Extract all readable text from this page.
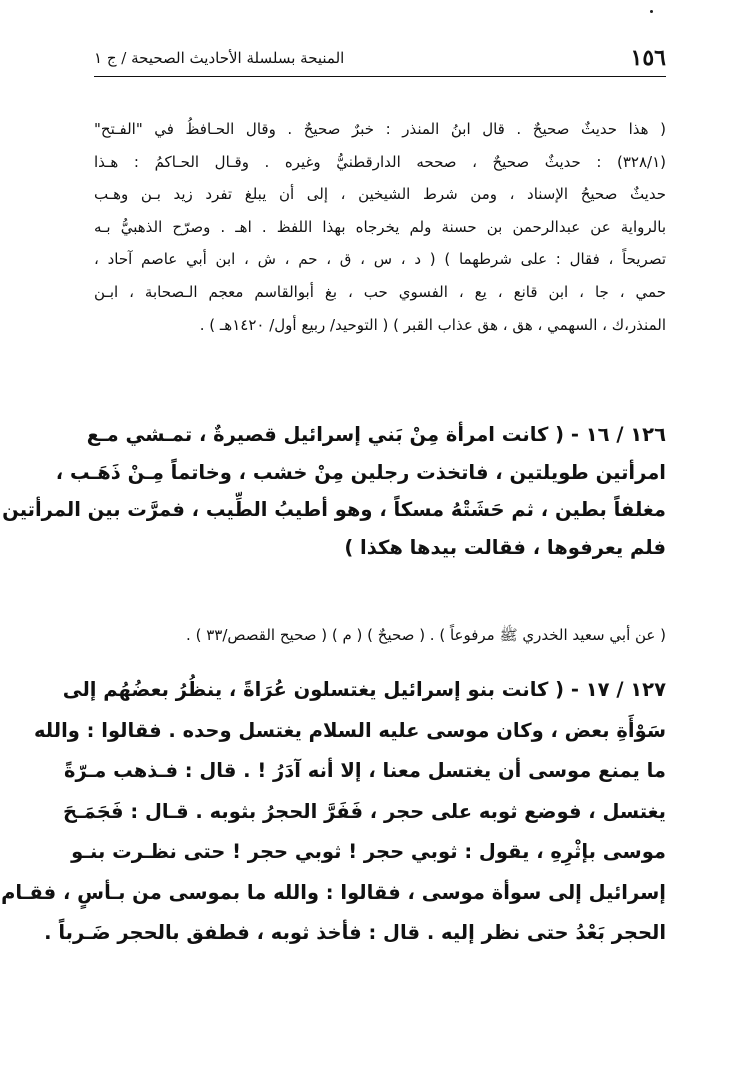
١٥٦
المنيحة بسلسلة الأحاديث الصحيحة / ج ١
( هذا حديثٌ صحيحٌ . قال ابنُ المنذر : خبرٌ صحيحٌ . وقال الحـافظُ في "الفـتح"
(٣٢٨/١) : حديثٌ صحيحٌ ، صححه الدارقطنيُّ وغيره . وقـال الحـاكمُ : هـذا
حديثٌ صحيحُ الإسناد ، ومن شرط الشيخين ، إلى أن يبلغ تفرد زيد بـن وهـب
بالرواية عن عبدالرحمن بن حسنة ولم يخرجاه بهذا اللفظ . اهـ . وصرّح الذهبيُّ بـه
تصريحاً ، فقال : على شرطهما ) ( د ، س ، ق ، حم ، ش ، ابن أبي عاصم آحاد ،
حمي ، جا ، ابن قانع ، يع ، الفسوي حب ، بغ أبوالقاسم معجم الـصحابة ، ابـن
المنذر،ك ، السهمي ، هق ، هق عذاب القبر ) ( التوحيد/ ربيع أول/ ١٤٢٠هـ ) .
١٢٦ / ١٦ - ( كانت امرأة مِنْ بَني إسرائيل قصيرةٌ ، تمـشي مـع
امرأتين طويلتين ، فاتخذت رجلين مِنْ خشب ، وخاتماً مِـنْ ذَهَـب ،
مغلفاً بطين ، ثم حَشَتْهُ مسكاً ، وهو أطيبُ الطِّيب ، فمرَّت بين المرأتين
فلم يعرفوها ، فقالت بيدها هكذا )
( عن أبي سعيد الخدري ﷺ مرفوعاً ) . ( صحيحٌ ) ( م ) ( صحيح القصص/٣٣ ) .
١٢٧ / ١٧ - ( كانت بنو إسرائيل يغتسلون عُرَاةً ، ينظُرُ بعضُهُم إلى
سَوْأَةِ بعض ، وكان موسى عليه السلام يغتسل وحده . فقالوا : والله
ما يمنع موسى أن يغتسل معنا ، إلا أنه آدَرُ ! . قال : فـذهب مـرّةً
يغتسل ، فوضع ثوبه على حجر ، فَفَرَّ الحجرُ بثوبه . قـال : فَجَمَـحَ
موسى بإثْرِهِ ، يقول : ثوبي حجر ! ثوبي حجر ! حتى نظـرت بنـو
إسرائيل إلى سوأة موسى ، فقالوا : والله ما بموسى من بـأسٍ ، فقـام
الحجر بَعْدُ حتى نظر إليه . قال : فأخذ ثوبه ، فطفق بالحجر ضَـرباً .
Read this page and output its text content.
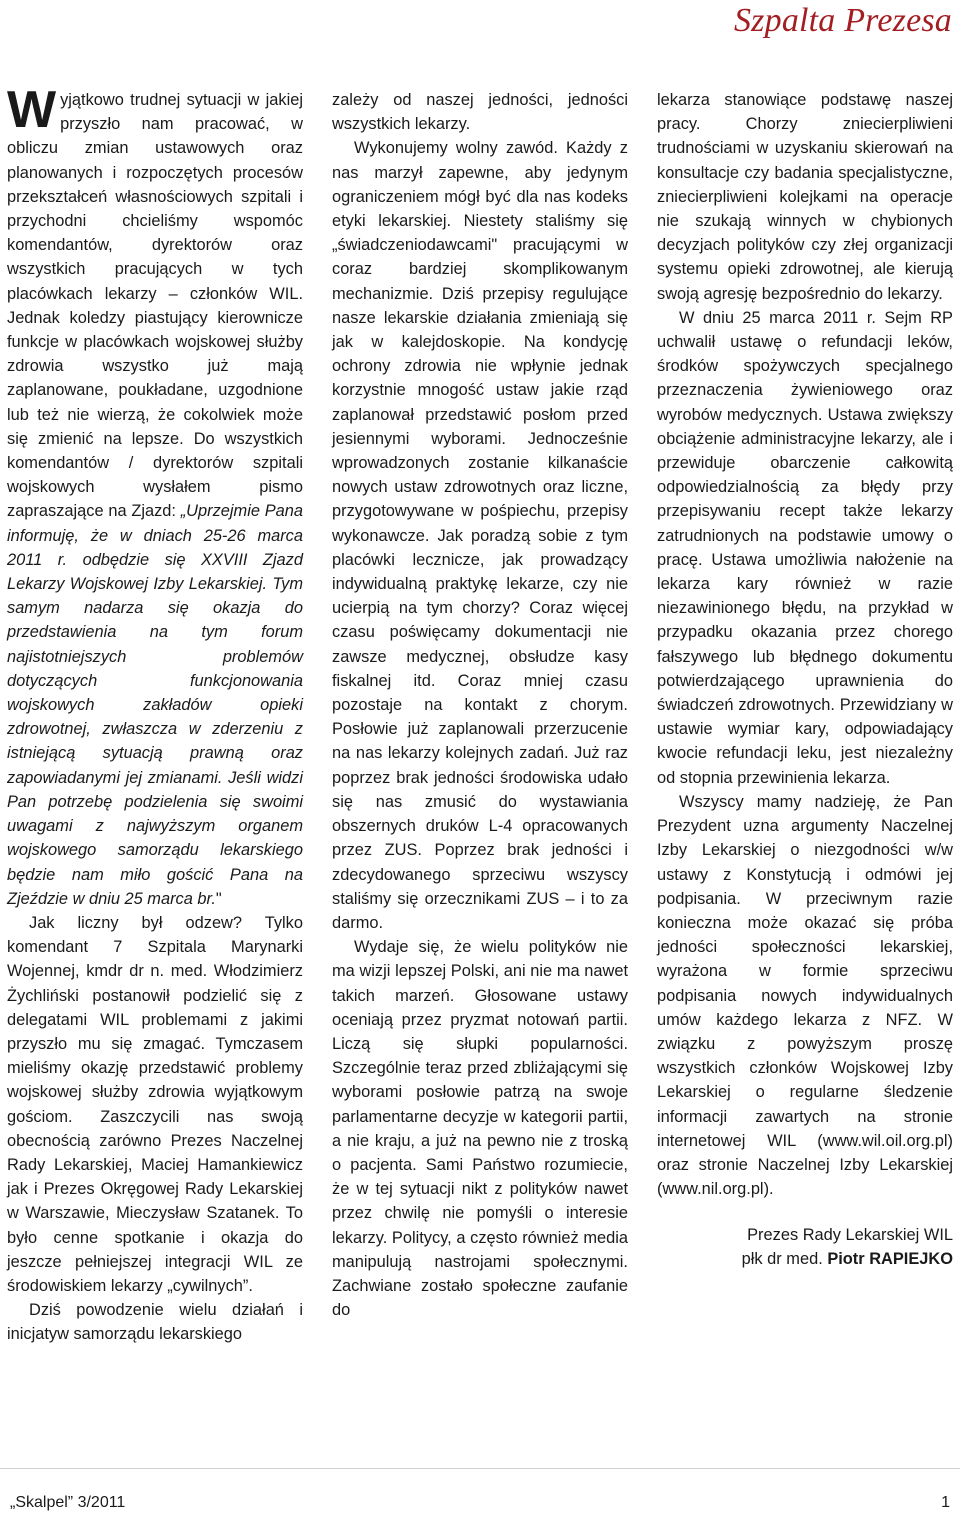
Szpalta Prezesa

Wyjątkowo trudnej sytuacji w jakiej przyszło nam pracować, w obliczu zmian ustawowych oraz planowanych i rozpoczętych procesów przekształceń własnościowych szpitali i przychodni chcieliśmy wspomóc komendantów, dyrektorów oraz wszystkich pracujących w tych placówkach lekarzy – członków WIL. Jednak koledzy piastujący kierownicze funkcje w placówkach wojskowej służby zdrowia wszystko już mają zaplanowane, poukładane, uzgodnione lub też nie wierzą, że cokolwiek może się zmienić na lepsze. Do wszystkich komendantów / dyrektorów szpitali wojskowych wysłałem pismo zapraszające na Zjazd: „Uprzejmie Pana informuję, że w dniach 25-26 marca 2011 r. odbędzie się XXVIII Zjazd Lekarzy Wojskowej Izby Lekarskiej. Tym samym nadarza się okazja do przedstawienia na tym forum najistotniejszych problemów dotyczących funkcjonowania wojskowych zakładów opieki zdrowotnej, zwłaszcza w zderzeniu z istniejącą sytuacją prawną oraz zapowiadanymi jej zmianami. Jeśli widzi Pan potrzebę podzielenia się swoimi uwagami z najwyższym organem wojskowego samorządu lekarskiego będzie nam miło gościć Pana na Zjeździe w dniu 25 marca br."

Jak liczny był odzew? Tylko komendant 7 Szpitala Marynarki Wojennej, kmdr dr n. med. Włodzimierz Żychliński postanowił podzielić się z delegatami WIL problemami z jakimi przyszło mu się zmagać. Tymczasem mieliśmy okazję przedstawić problemy wojskowej służby zdrowia wyjątkowym gościom. Zaszczycili nas swoją obecnością zarówno Prezes Naczelnej Rady Lekarskiej, Maciej Hamankiewicz jak i Prezes Okręgowej Rady Lekarskiej w Warszawie, Mieczysław Szatanek. To było cenne spotkanie i okazja do jeszcze pełniejszej integracji WIL ze środowiskiem lekarzy „cywilnych”.

Dziś powodzenie wielu działań i inicjatyw samorządu lekarskiego

zależy od naszej jedności, jedności wszystkich lekarzy.

Wykonujemy wolny zawód. Każdy z nas marzył zapewne, aby jedynym ograniczeniem mógł być dla nas kodeks etyki lekarskiej. Niestety staliśmy się „świadczeniodawcami" pracującymi w coraz bardziej skomplikowanym mechanizmie. Dziś przepisy regulujące nasze lekarskie działania zmieniają się jak w kalejdoskopie. Na kondycję ochrony zdrowia nie wpłynie jednak korzystnie mnogość ustaw jakie rząd zaplanował przedstawić posłom przed jesiennymi wyborami. Jednocześnie wprowadzonych zostanie kilkanaście nowych ustaw zdrowotnych oraz liczne, przygotowywane w pośpiechu, przepisy wykonawcze. Jak poradzą sobie z tym placówki lecznicze, jak prowadzący indywidualną praktykę lekarze, czy nie ucierpią na tym chorzy? Coraz więcej czasu poświęcamy dokumentacji nie zawsze medycznej, obsłudze kasy fiskalnej itd. Coraz mniej czasu pozostaje na kontakt z chorym. Posłowie już zaplanowali przerzucenie na nas lekarzy kolejnych zadań. Już raz poprzez brak jedności środowiska udało się nas zmusić do wystawiania obszernych druków L-4 opracowanych przez ZUS. Poprzez brak jedności i zdecydowanego sprzeciwu wszyscy staliśmy się orzecznikami ZUS – i to za darmo.

Wydaje się, że wielu polityków nie ma wizji lepszej Polski, ani nie ma nawet takich marzeń. Głosowane ustawy oceniają przez pryzmat notowań partii. Liczą się słupki popularności. Szczególnie teraz przed zbliżającymi się wyborami posłowie patrzą na swoje parlamentarne decyzje w kategorii partii, a nie kraju, a już na pewno nie z troską o pacjenta. Sami Państwo rozumiecie, że w tej sytuacji nikt z polityków nawet przez chwilę nie pomyśli o interesie lekarzy. Politycy, a często również media manipulują nastrojami społecznymi. Zachwiane zostało społeczne zaufanie do

lekarza stanowiące podstawę naszej pracy. Chorzy zniecierpliwieni trudnościami w uzyskaniu skierowań na konsultacje czy badania specjalistyczne, zniecierpliwieni kolejkami na operacje nie szukają winnych w chybionych decyzjach polityków czy złej organizacji systemu opieki zdrowotnej, ale kierują swoją agresję bezpośrednio do lekarzy.

W dniu 25 marca 2011 r. Sejm RP uchwalił ustawę o refundacji leków, środków spożywczych specjalnego przeznaczenia żywieniowego oraz wyrobów medycznych. Ustawa zwiększy obciążenie administracyjne lekarzy, ale i przewiduje obarczenie całkowitą odpowiedzialnością za błędy przy przepisywaniu recept także lekarzy zatrudnionych na podstawie umowy o pracę. Ustawa umożliwia nałożenie na lekarza kary również w razie niezawinionego błędu, na przykład w przypadku okazania przez chorego fałszywego lub błędnego dokumentu potwierdzającego uprawnienia do świadczeń zdrowotnych. Przewidziany w ustawie wymiar kary, odpowiadający kwocie refundacji leku, jest niezależny od stopnia przewinienia lekarza.

Wszyscy mamy nadzieję, że Pan Prezydent uzna argumenty Naczelnej Izby Lekarskiej o niezgodności w/w ustawy z Konstytucją i odmówi jej podpisania. W przeciwnym razie konieczna może okazać się próba jedności społeczności lekarskiej, wyrażona w formie sprzeciwu podpisania nowych indywidualnych umów każdego lekarza z NFZ. W związku z powyższym proszę wszystkich członków Wojskowej Izby Lekarskiej o regularne śledzenie informacji zawartych na stronie internetowej WIL (www.wil.oil.org.pl) oraz stronie Naczelnej Izby Lekarskiej (www.nil.org.pl).

Prezes Rady Lekarskiej WIL
płk dr med. Piotr RAPIEJKO
„Skalpel” 3/2011	1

==================================================

- **Required task**: Look for the word "Rady" and return every line where it occurs.

- **Result of the task**:
Jak liczny był odzew? Tylko komendant 7 Szpitala Marynarki Wojennej, kmdr dr n. med. Włodzimierz Żychliński postanowił podzielić się z delegatami WIL problemami z jakimi przyszło mu się zmagać. Tymczasem mieliśmy okazję przedstawić problemy wojskowej służby zdrowia wyjątkowym gościom. Zaszczycili nas swoją obecnością zarówno Prezes Naczelnej Rady Lekarskiej, Maciej Hamankiewicz jak i Prezes Okręgowej Rady Lekarskiej w Warszawie, Mieczysław Szatanek. To było cenne spotkanie i okazja do jeszcze pełniejszej integracji WIL ze środowiskiem lekarzy „cywilnych”.
Prezes Rady Lekarskiej WIL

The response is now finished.